# Document segment
------------
To get any type of information, content providers must include their requests in the early negotiations. "It's important to anticipate the types of numbers and information you may need. Six months into a relationship, you don't have the latitude to make new requests," says the Weather Channel's Fennell. "I respect that companies are protective of their customers, but if you can identify what you need, why you need it, and how both parties can benefit, you can usually get the information."
A Relationship of Equals?
Wireless operators are loathe to see a repeat of what happened to content in the wireline world. They want to put a price tag on content services before consumers become accustomed to receiving content for free.
As Air2Web's Gonzalez puts it, "It's a lot easier to get a subscriber to go from a dime to a dollar than it is to make that same subscriber move from zero to a dime."
------------
# Given material
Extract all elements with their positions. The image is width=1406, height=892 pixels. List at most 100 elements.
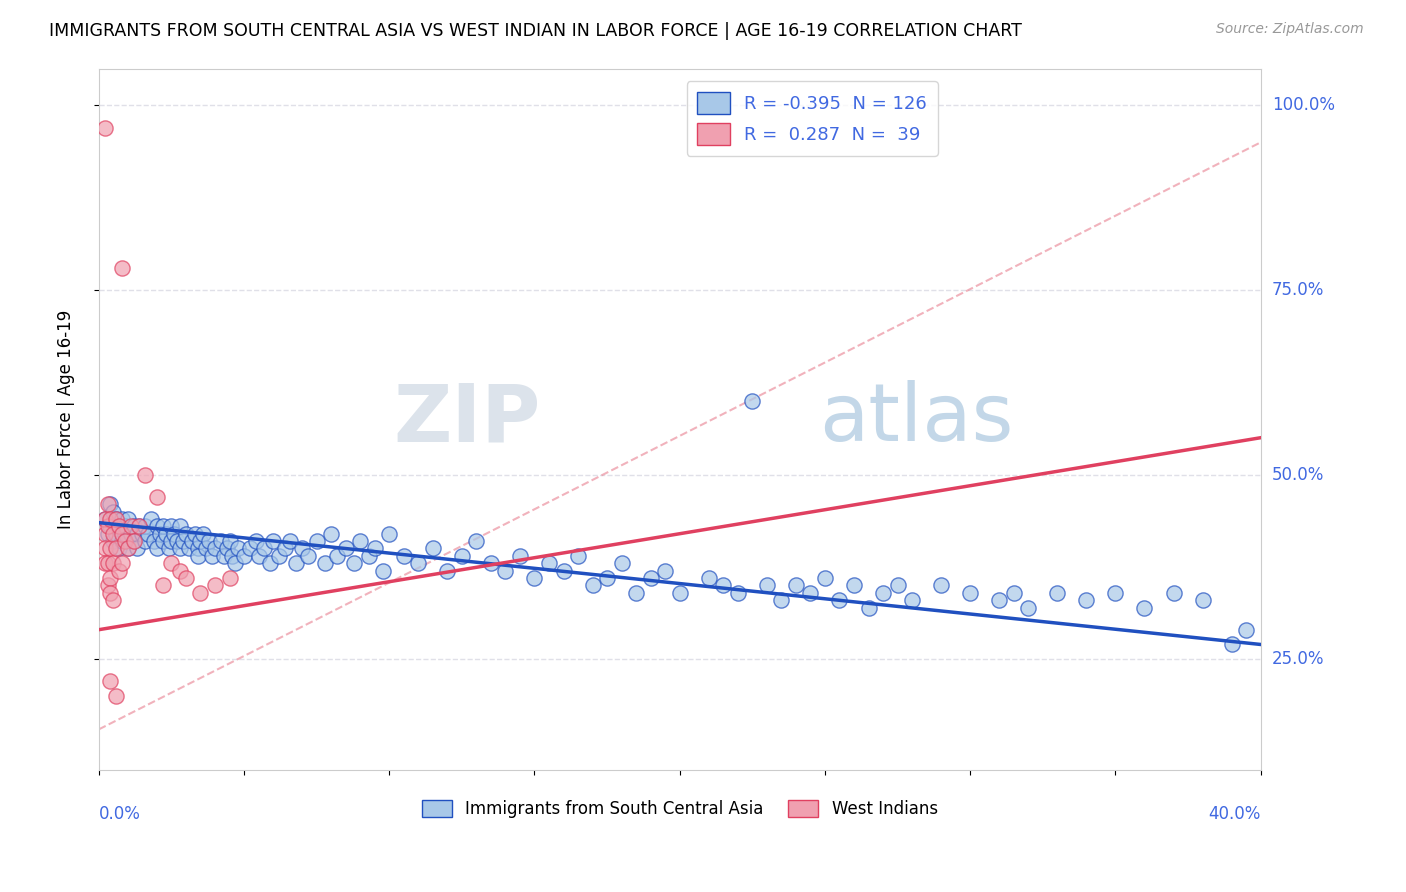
------------
# Task objective
From the Gonzalez quote at the end of the passage on wireless content deals, list each distinct amount of money mentioned.

# Answer for the task
a dime, a dollar, zero